Set exercise:
Retype all of the data exactly as given.

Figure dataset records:

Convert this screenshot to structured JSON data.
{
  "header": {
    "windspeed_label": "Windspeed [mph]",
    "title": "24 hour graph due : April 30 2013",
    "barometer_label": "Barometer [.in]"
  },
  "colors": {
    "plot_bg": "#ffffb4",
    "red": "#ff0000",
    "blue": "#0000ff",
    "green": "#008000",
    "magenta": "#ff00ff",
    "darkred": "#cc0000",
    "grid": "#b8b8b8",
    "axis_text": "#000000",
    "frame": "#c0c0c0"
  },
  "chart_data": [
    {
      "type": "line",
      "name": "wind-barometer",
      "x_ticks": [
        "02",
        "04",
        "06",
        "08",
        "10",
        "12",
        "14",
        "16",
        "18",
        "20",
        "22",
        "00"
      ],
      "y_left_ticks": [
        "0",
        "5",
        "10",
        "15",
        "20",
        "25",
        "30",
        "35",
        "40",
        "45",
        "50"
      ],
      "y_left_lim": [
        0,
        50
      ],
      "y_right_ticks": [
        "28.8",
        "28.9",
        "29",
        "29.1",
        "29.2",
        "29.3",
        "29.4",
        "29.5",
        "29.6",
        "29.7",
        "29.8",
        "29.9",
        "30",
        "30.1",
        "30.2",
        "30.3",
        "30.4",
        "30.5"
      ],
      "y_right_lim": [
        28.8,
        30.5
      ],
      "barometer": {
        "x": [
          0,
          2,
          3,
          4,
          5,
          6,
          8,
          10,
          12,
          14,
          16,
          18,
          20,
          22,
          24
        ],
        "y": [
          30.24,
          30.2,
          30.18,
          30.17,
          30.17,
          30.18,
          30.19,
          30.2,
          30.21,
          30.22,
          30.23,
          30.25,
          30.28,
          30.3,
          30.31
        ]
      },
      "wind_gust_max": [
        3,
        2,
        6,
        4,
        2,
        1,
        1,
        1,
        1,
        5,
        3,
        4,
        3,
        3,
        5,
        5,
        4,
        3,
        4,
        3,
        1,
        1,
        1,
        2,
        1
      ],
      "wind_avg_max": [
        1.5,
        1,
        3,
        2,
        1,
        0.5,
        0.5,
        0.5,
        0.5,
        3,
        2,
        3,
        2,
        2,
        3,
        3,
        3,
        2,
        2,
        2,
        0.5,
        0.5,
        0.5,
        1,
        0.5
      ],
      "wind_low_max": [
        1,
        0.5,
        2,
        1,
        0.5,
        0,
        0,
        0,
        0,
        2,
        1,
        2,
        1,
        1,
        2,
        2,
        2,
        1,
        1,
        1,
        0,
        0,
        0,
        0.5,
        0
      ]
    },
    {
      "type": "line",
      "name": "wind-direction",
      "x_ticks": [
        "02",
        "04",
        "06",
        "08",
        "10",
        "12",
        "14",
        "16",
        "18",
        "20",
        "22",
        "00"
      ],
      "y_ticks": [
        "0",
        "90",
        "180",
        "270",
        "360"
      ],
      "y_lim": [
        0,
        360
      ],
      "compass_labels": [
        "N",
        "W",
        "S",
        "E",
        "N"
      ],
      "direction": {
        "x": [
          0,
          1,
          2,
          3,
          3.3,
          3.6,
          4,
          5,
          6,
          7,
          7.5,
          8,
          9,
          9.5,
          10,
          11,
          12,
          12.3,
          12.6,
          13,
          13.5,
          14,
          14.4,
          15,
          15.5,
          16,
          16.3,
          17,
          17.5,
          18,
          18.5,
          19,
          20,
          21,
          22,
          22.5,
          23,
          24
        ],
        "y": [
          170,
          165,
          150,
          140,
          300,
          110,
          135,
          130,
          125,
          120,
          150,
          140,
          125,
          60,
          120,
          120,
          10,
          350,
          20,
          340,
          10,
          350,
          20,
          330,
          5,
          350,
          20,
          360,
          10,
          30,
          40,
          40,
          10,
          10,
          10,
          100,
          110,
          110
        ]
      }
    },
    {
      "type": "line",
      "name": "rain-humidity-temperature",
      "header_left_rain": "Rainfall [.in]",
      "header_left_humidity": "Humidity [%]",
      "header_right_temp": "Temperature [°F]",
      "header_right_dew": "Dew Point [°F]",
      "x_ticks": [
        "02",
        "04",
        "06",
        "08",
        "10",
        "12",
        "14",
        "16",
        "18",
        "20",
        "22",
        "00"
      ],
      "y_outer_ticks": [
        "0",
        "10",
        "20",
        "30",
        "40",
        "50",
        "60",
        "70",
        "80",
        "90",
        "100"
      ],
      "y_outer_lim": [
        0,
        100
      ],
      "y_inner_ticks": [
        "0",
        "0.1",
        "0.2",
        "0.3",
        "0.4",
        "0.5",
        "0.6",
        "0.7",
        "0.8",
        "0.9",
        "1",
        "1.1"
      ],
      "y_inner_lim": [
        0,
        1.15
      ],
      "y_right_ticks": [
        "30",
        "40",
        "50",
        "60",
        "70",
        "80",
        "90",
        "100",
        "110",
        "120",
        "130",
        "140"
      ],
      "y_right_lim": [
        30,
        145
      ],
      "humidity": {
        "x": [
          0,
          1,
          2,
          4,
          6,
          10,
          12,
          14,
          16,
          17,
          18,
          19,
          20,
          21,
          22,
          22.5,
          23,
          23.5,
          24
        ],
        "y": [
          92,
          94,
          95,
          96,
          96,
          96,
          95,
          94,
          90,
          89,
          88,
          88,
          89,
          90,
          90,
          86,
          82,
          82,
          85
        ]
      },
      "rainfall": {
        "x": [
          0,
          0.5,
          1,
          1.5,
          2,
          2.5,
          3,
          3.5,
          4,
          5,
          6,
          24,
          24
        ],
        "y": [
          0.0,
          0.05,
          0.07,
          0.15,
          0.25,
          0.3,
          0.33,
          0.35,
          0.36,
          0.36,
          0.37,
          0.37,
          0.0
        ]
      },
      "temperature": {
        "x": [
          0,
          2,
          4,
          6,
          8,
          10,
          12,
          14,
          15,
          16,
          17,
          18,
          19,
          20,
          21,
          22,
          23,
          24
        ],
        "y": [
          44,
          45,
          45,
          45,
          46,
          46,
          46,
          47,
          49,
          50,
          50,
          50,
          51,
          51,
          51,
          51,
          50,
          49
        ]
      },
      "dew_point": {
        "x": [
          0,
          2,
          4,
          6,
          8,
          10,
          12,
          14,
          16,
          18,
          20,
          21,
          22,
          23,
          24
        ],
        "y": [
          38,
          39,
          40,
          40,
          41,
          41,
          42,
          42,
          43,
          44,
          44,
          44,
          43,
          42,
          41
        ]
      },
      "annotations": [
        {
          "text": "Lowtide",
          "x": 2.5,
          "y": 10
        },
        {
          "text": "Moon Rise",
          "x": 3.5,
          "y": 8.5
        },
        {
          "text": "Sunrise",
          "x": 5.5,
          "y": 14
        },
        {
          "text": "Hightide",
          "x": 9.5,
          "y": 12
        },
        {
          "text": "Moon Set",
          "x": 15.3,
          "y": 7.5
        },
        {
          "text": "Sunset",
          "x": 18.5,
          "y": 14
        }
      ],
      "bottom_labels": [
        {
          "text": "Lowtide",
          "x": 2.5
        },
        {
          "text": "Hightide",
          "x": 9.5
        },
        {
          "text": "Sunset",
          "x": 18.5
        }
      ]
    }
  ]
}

In response:
Convert this screenshot to structured JSON data.
{
  "header": {
    "windspeed_label": "Windspeed [mph]",
    "title": "24 hour graph due : April 30 2013",
    "barometer_label": "Barometer [.in]"
  },
  "colors": {
    "plot_bg": "#ffffb4",
    "red": "#ff0000",
    "blue": "#0000ff",
    "green": "#008000",
    "magenta": "#ff00ff",
    "darkred": "#cc0000",
    "grid": "#b8b8b8",
    "axis_text": "#000000",
    "frame": "#c0c0c0"
  },
  "chart_data": [
    {
      "type": "line",
      "name": "wind-barometer",
      "x_ticks": [
        "02",
        "04",
        "06",
        "08",
        "10",
        "12",
        "14",
        "16",
        "18",
        "20",
        "22",
        "00"
      ],
      "y_left_ticks": [
        "0",
        "5",
        "10",
        "15",
        "20",
        "25",
        "30",
        "35",
        "40",
        "45",
        "50"
      ],
      "y_left_lim": [
        0,
        50
      ],
      "y_right_ticks": [
        "28.8",
        "28.9",
        "29",
        "29.1",
        "29.2",
        "29.3",
        "29.4",
        "29.5",
        "29.6",
        "29.7",
        "29.8",
        "29.9",
        "30",
        "30.1",
        "30.2",
        "30.3",
        "30.4",
        "30.5"
      ],
      "y_right_lim": [
        28.8,
        30.5
      ],
      "barometer": {
        "x": [
          0,
          2,
          3,
          4,
          5,
          6,
          8,
          10,
          12,
          14,
          16,
          18,
          20,
          22,
          24
        ],
        "y": [
          30.24,
          30.2,
          30.18,
          30.17,
          30.17,
          30.18,
          30.19,
          30.2,
          30.21,
          30.22,
          30.23,
          30.25,
          30.28,
          30.3,
          30.31
        ]
      },
      "wind_gust_max": [
        3,
        2,
        6,
        4,
        2,
        1,
        1,
        1,
        1,
        5,
        3,
        4,
        3,
        3,
        5,
        5,
        4,
        3,
        4,
        3,
        1,
        1,
        1,
        2,
        1
      ],
      "wind_avg_max": [
        1.5,
        1,
        3,
        2,
        1,
        0.5,
        0.5,
        0.5,
        0.5,
        3,
        2,
        3,
        2,
        2,
        3,
        3,
        3,
        2,
        2,
        2,
        0.5,
        0.5,
        0.5,
        1,
        0.5
      ],
      "wind_low_max": [
        1,
        0.5,
        2,
        1,
        0.5,
        0,
        0,
        0,
        0,
        2,
        1,
        2,
        1,
        1,
        2,
        2,
        2,
        1,
        1,
        1,
        0,
        0,
        0,
        0.5,
        0
      ]
    },
    {
      "type": "line",
      "name": "wind-direction",
      "x_ticks": [
        "02",
        "04",
        "06",
        "08",
        "10",
        "12",
        "14",
        "16",
        "18",
        "20",
        "22",
        "00"
      ],
      "y_ticks": [
        "0",
        "90",
        "180",
        "270",
        "360"
      ],
      "y_lim": [
        0,
        360
      ],
      "compass_labels": [
        "N",
        "W",
        "S",
        "E",
        "N"
      ],
      "direction": {
        "x": [
          0,
          1,
          2,
          3,
          3.3,
          3.6,
          4,
          5,
          6,
          7,
          7.5,
          8,
          9,
          9.5,
          10,
          11,
          12,
          12.3,
          12.6,
          13,
          13.5,
          14,
          14.4,
          15,
          15.5,
          16,
          16.3,
          17,
          17.5,
          18,
          18.5,
          19,
          20,
          21,
          22,
          22.5,
          23,
          24
        ],
        "y": [
          170,
          165,
          150,
          140,
          300,
          110,
          135,
          130,
          125,
          120,
          150,
          140,
          125,
          60,
          120,
          120,
          10,
          350,
          20,
          340,
          10,
          350,
          20,
          330,
          5,
          350,
          20,
          360,
          10,
          30,
          40,
          40,
          10,
          10,
          10,
          100,
          110,
          110
        ]
      }
    },
    {
      "type": "line",
      "name": "rain-humidity-temperature",
      "header_left_rain": "Rainfall [.in]",
      "header_left_humidity": "Humidity [%]",
      "header_right_temp": "Temperature [°F]",
      "header_right_dew": "Dew Point [°F]",
      "x_ticks": [
        "02",
        "04",
        "06",
        "08",
        "10",
        "12",
        "14",
        "16",
        "18",
        "20",
        "22",
        "00"
      ],
      "y_outer_ticks": [
        "0",
        "10",
        "20",
        "30",
        "40",
        "50",
        "60",
        "70",
        "80",
        "90",
        "100"
      ],
      "y_outer_lim": [
        0,
        100
      ],
      "y_inner_ticks": [
        "0",
        "0.1",
        "0.2",
        "0.3",
        "0.4",
        "0.5",
        "0.6",
        "0.7",
        "0.8",
        "0.9",
        "1",
        "1.1"
      ],
      "y_inner_lim": [
        0,
        1.15
      ],
      "y_right_ticks": [
        "30",
        "40",
        "50",
        "60",
        "70",
        "80",
        "90",
        "100",
        "110",
        "120",
        "130",
        "140"
      ],
      "y_right_lim": [
        30,
        145
      ],
      "humidity": {
        "x": [
          0,
          1,
          2,
          4,
          6,
          10,
          12,
          14,
          16,
          17,
          18,
          19,
          20,
          21,
          22,
          22.5,
          23,
          23.5,
          24
        ],
        "y": [
          92,
          94,
          95,
          96,
          96,
          96,
          95,
          94,
          90,
          89,
          88,
          88,
          89,
          90,
          90,
          86,
          82,
          82,
          85
        ]
      },
      "rainfall": {
        "x": [
          0,
          0.5,
          1,
          1.5,
          2,
          2.5,
          3,
          3.5,
          4,
          5,
          6,
          24,
          24
        ],
        "y": [
          0.0,
          0.05,
          0.07,
          0.15,
          0.25,
          0.3,
          0.33,
          0.35,
          0.36,
          0.36,
          0.37,
          0.37,
          0.0
        ]
      },
      "temperature": {
        "x": [
          0,
          2,
          4,
          6,
          8,
          10,
          12,
          14,
          15,
          16,
          17,
          18,
          19,
          20,
          21,
          22,
          23,
          24
        ],
        "y": [
          44,
          45,
          45,
          45,
          46,
          46,
          46,
          47,
          49,
          50,
          50,
          50,
          51,
          51,
          51,
          51,
          50,
          49
        ]
      },
      "dew_point": {
        "x": [
          0,
          2,
          4,
          6,
          8,
          10,
          12,
          14,
          16,
          18,
          20,
          21,
          22,
          23,
          24
        ],
        "y": [
          38,
          39,
          40,
          40,
          41,
          41,
          42,
          42,
          43,
          44,
          44,
          44,
          43,
          42,
          41
        ]
      },
      "annotations": [
        {
          "text": "Lowtide",
          "x": 2.5,
          "y": 10
        },
        {
          "text": "Moon Rise",
          "x": 3.5,
          "y": 8.5
        },
        {
          "text": "Sunrise",
          "x": 5.5,
          "y": 14
        },
        {
          "text": "Hightide",
          "x": 9.5,
          "y": 12
        },
        {
          "text": "Moon Set",
          "x": 15.3,
          "y": 7.5
        },
        {
          "text": "Sunset",
          "x": 18.5,
          "y": 14
        }
      ],
      "bottom_labels": [
        {
          "text": "Lowtide",
          "x": 2.5
        },
        {
          "text": "Hightide",
          "x": 9.5
        },
        {
          "text": "Sunset",
          "x": 18.5
        }
      ]
    }
  ]
}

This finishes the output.